— Start of MATERIAL TO PROCESS —

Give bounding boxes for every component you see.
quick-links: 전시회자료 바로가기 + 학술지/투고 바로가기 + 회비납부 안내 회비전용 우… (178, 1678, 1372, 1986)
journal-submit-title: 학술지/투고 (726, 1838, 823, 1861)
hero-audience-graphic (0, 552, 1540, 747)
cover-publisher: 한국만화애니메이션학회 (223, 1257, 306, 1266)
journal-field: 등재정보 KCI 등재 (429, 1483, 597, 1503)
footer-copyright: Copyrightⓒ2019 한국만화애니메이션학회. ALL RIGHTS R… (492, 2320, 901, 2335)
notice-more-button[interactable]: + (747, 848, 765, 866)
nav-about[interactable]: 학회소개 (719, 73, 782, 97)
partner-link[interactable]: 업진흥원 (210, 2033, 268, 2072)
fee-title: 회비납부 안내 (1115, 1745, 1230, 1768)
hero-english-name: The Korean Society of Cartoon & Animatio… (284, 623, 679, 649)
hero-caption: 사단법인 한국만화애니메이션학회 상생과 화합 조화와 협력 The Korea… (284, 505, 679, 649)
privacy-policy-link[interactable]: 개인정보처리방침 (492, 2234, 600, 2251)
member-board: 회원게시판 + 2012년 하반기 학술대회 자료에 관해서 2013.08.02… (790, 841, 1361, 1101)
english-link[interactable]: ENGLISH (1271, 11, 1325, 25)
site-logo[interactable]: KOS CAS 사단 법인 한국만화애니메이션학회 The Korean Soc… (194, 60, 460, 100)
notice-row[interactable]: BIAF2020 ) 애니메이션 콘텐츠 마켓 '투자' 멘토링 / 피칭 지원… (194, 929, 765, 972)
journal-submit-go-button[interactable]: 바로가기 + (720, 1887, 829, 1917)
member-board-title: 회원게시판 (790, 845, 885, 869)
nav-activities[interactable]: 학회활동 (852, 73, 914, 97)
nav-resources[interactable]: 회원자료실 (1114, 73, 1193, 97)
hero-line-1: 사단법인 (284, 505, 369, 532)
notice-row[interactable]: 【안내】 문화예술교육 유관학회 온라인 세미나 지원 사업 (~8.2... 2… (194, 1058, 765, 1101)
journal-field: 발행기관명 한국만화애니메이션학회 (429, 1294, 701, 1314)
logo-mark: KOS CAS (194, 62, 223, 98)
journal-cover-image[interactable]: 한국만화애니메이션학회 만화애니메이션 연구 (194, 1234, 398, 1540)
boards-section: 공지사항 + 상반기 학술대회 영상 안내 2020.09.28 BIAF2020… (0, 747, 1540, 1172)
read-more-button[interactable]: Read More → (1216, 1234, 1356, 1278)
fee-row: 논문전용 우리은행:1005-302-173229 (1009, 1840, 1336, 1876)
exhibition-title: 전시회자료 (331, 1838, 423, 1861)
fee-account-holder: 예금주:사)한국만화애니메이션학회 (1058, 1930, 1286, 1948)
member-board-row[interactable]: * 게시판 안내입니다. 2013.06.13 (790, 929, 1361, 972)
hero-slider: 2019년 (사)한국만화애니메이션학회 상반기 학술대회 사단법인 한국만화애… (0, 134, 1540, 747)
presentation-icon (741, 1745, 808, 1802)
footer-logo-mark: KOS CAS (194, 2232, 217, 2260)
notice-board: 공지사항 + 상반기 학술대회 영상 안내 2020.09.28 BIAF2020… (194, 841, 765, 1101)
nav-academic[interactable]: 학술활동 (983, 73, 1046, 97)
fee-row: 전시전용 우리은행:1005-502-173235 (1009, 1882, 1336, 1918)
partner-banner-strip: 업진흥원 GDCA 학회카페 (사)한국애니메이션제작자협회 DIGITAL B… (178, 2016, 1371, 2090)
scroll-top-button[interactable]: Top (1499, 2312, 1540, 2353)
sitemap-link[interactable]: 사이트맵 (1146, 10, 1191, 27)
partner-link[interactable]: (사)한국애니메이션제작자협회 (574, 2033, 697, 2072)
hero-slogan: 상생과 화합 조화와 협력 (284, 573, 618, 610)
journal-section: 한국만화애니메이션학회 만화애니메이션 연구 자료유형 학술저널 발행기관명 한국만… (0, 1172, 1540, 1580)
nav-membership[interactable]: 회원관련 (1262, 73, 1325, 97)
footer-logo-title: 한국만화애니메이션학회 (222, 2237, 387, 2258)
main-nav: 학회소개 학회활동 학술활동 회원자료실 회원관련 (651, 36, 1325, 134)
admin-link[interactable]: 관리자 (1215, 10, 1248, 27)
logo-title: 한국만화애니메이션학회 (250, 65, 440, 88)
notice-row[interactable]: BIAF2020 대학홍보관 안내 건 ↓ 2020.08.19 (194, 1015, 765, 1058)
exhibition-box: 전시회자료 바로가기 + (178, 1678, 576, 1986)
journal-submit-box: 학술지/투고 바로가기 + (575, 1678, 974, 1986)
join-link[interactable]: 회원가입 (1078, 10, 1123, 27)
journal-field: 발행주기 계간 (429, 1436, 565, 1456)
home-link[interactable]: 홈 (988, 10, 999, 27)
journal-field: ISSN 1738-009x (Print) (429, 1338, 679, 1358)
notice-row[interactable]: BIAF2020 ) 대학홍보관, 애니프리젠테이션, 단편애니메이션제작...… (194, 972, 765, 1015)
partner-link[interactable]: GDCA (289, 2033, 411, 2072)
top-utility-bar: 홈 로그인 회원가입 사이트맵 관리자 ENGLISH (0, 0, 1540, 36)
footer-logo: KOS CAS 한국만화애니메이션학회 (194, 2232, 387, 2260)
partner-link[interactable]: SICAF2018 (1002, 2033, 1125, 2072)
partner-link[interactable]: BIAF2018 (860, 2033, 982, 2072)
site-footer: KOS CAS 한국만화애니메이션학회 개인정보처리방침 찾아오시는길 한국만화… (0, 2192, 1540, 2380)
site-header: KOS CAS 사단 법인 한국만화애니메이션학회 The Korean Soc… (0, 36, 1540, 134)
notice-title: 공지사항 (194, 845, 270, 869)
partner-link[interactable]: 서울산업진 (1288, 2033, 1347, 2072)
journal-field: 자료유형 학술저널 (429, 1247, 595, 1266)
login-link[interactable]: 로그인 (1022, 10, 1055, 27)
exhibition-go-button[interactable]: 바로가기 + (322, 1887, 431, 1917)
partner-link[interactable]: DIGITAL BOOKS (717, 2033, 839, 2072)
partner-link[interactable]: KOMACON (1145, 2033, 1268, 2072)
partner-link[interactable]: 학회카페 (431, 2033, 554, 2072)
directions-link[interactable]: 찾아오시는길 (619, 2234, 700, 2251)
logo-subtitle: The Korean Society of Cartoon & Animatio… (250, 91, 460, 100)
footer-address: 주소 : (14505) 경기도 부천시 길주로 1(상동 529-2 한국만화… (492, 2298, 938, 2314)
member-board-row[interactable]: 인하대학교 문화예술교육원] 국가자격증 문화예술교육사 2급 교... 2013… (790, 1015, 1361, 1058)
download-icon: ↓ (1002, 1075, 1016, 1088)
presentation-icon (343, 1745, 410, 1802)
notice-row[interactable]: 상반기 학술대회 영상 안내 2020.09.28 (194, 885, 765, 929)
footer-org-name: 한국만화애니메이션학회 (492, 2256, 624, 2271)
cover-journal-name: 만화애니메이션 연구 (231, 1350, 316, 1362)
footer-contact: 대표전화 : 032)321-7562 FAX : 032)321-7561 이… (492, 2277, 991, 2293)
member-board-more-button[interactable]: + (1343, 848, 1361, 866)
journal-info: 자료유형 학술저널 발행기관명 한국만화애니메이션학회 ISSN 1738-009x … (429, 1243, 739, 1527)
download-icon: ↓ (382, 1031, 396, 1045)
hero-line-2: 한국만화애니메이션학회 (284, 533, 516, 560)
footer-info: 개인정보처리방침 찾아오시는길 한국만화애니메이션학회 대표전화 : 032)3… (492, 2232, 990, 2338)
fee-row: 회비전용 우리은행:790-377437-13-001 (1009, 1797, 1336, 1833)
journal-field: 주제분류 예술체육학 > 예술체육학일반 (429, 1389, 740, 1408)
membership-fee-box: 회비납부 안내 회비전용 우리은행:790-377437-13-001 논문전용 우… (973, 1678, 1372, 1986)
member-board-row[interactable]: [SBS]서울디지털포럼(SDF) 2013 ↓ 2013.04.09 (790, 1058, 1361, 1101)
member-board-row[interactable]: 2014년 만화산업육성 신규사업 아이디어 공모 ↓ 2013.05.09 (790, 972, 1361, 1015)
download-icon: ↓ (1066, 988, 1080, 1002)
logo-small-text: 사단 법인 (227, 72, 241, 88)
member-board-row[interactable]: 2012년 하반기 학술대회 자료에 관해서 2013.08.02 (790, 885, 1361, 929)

— End of MATERIAL TO PROCESS —

STATED EXERCISE: Repeat the rows word for word, beginning with the first row and continuing through the line with "footer-copyright: Copyrightⓒ2019 한국만화애니메이션학회.", including both.

CORRECT RESULT:
Give bounding boxes for every component you see.
quick-links: 전시회자료 바로가기 + 학술지/투고 바로가기 + 회비납부 안내 회비전용 우… (178, 1678, 1372, 1986)
journal-submit-title: 학술지/투고 (726, 1838, 823, 1861)
hero-audience-graphic (0, 552, 1540, 747)
cover-publisher: 한국만화애니메이션학회 (223, 1257, 306, 1266)
journal-field: 등재정보 KCI 등재 (429, 1483, 597, 1503)
footer-copyright: Copyrightⓒ2019 한국만화애니메이션학회. ALL RIGHTS R… (492, 2320, 901, 2335)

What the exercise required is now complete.